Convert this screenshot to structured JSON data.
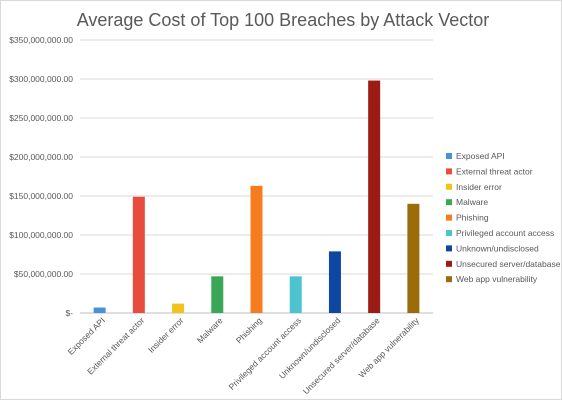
{
  "chart_data": {
    "type": "bar",
    "title": "Average Cost of Top 100 Breaches by Attack Vector",
    "xlabel": "",
    "ylabel": "",
    "categories": [
      "Exposed API",
      "External threat actor",
      "Insider error",
      "Malware",
      "Phishing",
      "Privileged account access",
      "Unknown/undisclosed",
      "Unsecured server/database",
      "Web app vulnerability"
    ],
    "values": [
      7000000,
      149000000,
      12000000,
      47000000,
      163000000,
      47000000,
      79000000,
      298000000,
      140000000
    ],
    "colors": [
      "#4a90d9",
      "#e84c3d",
      "#f2c31b",
      "#3aa757",
      "#f57c1f",
      "#4dc3cf",
      "#0d47a1",
      "#9b1c14",
      "#9c6b0a"
    ],
    "ylim": [
      0,
      350000000
    ],
    "yticks": [
      0,
      50000000,
      100000000,
      150000000,
      200000000,
      250000000,
      300000000,
      350000000
    ],
    "ytick_labels": [
      "$-",
      "$50,000,000.00",
      "$100,000,000.00",
      "$150,000,000.00",
      "$200,000,000.00",
      "$250,000,000.00",
      "$300,000,000.00",
      "$350,000,000.00"
    ],
    "grid": true,
    "legend_position": "right",
    "legend": [
      "Exposed API",
      "External threat actor",
      "Insider error",
      "Malware",
      "Phishing",
      "Privileged account access",
      "Unknown/undisclosed",
      "Unsecured server/database",
      "Web app vulnerability"
    ]
  }
}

Goal | Keep every word of the data as it is when you write it out, but drop the pictures.

The completed task |
Convert this screenshot to structured JSON data.
{
  "chart_data": {
    "type": "bar",
    "title": "Average Cost of Top 100 Breaches by Attack Vector",
    "xlabel": "",
    "ylabel": "",
    "categories": [
      "Exposed API",
      "External threat actor",
      "Insider error",
      "Malware",
      "Phishing",
      "Privileged account access",
      "Unknown/undisclosed",
      "Unsecured server/database",
      "Web app vulnerability"
    ],
    "values": [
      7000000,
      149000000,
      12000000,
      47000000,
      163000000,
      47000000,
      79000000,
      298000000,
      140000000
    ],
    "colors": [
      "#4a90d9",
      "#e84c3d",
      "#f2c31b",
      "#3aa757",
      "#f57c1f",
      "#4dc3cf",
      "#0d47a1",
      "#9b1c14",
      "#9c6b0a"
    ],
    "ylim": [
      0,
      350000000
    ],
    "yticks": [
      0,
      50000000,
      100000000,
      150000000,
      200000000,
      250000000,
      300000000,
      350000000
    ],
    "ytick_labels": [
      "$-",
      "$50,000,000.00",
      "$100,000,000.00",
      "$150,000,000.00",
      "$200,000,000.00",
      "$250,000,000.00",
      "$300,000,000.00",
      "$350,000,000.00"
    ],
    "grid": true,
    "legend_position": "right",
    "legend": [
      "Exposed API",
      "External threat actor",
      "Insider error",
      "Malware",
      "Phishing",
      "Privileged account access",
      "Unknown/undisclosed",
      "Unsecured server/database",
      "Web app vulnerability"
    ]
  }
}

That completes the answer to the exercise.